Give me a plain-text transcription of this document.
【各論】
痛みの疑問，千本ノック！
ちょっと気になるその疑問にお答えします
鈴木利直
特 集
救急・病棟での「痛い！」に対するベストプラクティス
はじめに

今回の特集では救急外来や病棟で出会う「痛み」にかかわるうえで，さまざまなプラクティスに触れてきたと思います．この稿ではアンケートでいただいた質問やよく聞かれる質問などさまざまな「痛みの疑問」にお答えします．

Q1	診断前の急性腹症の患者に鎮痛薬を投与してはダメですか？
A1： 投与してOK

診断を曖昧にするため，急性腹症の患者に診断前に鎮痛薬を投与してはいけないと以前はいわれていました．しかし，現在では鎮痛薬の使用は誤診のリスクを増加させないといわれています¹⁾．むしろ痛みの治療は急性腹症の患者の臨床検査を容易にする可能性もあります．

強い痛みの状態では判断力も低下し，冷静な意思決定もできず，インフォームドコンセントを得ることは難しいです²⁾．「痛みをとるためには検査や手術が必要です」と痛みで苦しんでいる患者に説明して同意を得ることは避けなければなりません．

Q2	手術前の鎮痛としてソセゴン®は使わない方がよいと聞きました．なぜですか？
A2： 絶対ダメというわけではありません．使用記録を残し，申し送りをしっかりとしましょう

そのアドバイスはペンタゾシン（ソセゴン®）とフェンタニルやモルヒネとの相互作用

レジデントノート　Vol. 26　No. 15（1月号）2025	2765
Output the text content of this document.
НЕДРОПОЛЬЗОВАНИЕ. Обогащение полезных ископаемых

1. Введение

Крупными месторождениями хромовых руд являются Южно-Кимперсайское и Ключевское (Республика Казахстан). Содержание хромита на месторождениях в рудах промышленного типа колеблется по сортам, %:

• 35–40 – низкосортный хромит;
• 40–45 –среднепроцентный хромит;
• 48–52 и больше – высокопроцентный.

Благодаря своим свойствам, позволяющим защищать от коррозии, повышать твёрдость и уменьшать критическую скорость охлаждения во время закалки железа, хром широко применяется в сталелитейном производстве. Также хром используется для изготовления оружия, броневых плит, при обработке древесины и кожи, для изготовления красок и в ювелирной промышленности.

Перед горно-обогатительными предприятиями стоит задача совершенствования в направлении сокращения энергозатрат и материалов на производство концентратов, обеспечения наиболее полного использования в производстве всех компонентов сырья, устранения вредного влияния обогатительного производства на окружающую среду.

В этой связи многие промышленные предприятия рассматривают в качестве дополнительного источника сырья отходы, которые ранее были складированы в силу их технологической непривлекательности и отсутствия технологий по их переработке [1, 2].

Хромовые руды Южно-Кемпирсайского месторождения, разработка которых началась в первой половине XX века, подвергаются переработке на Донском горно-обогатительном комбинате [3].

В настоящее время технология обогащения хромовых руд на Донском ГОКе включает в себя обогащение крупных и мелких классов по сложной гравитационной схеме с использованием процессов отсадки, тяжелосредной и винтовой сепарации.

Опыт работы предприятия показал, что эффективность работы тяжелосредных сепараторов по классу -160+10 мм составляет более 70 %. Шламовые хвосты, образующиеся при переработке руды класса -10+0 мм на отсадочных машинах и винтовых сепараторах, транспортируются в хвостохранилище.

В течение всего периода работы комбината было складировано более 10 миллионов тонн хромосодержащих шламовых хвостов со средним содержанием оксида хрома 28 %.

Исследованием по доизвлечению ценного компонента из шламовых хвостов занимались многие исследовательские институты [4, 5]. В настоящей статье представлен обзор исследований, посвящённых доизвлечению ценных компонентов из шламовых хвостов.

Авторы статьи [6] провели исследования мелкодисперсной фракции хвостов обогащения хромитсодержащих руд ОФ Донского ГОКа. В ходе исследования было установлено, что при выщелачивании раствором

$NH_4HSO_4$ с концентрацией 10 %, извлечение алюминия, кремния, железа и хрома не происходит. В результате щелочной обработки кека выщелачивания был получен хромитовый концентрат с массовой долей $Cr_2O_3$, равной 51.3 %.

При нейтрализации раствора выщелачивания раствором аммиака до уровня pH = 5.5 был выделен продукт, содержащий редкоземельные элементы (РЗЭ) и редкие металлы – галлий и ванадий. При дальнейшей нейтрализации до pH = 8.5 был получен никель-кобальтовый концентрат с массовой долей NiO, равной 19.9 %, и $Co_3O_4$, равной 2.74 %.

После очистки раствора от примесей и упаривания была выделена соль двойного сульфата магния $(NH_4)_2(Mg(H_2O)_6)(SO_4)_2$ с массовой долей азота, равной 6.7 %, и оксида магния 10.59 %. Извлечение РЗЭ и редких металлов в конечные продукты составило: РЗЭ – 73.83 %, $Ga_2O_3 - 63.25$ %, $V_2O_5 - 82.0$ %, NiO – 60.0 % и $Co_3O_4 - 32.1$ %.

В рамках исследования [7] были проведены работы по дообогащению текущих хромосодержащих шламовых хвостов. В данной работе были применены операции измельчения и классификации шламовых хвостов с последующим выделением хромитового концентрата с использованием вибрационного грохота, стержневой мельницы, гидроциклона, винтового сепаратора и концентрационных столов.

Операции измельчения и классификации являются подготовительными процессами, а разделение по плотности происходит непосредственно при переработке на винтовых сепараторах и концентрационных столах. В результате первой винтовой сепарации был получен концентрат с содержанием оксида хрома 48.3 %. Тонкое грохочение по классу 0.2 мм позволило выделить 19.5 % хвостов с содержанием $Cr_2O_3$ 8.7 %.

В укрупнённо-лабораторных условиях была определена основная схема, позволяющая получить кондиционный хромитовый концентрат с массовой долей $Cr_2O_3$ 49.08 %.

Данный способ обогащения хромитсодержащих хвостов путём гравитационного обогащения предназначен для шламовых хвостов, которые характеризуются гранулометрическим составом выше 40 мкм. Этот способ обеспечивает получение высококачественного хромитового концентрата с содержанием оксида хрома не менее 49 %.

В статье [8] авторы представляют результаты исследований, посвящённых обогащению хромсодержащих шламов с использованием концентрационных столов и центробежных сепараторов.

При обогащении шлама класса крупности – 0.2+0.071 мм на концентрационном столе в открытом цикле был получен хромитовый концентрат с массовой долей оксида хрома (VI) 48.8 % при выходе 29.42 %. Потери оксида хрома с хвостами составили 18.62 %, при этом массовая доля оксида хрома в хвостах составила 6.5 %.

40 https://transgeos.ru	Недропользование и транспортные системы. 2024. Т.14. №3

» **Exercise description**:
Copy out every line from the data above that has "переработке" in it.

» **The result**:
В этой связи многие промышленные предприятия рассматривают в качестве дополнительного источника сырья отходы, которые ранее были складированы в силу их технологической непривлекательности и отсутствия технологий по их переработке [1, 2].
Хромовые руды Южно-Кемпирсайского месторождения, разработка которых началась в первой половине XX века, подвергаются переработке на Донском горно-обогатительном комбинате [3].
Опыт работы предприятия показал, что эффективность работы тяжелосредных сепараторов по классу -160+10 мм составляет более 70 %. Шламовые хвосты, образующиеся при переработке руды класса -10+0 мм на отсадочных машинах и винтовых сепараторах, транспортируются в хвостохранилище.
Операции измельчения и классификации являются подготовительными процессами, а разделение по плотности происходит непосредственно при переработке на винтовых сепараторах и концентрационных столах. В результате первой винтовой сепарации был получен концентрат с содержанием оксида хрома 48.3 %. Тонкое грохочение по классу 0.2 мм позволило выделить 19.5 % хвостов с содержанием $Cr_2O_3$ 8.7 %.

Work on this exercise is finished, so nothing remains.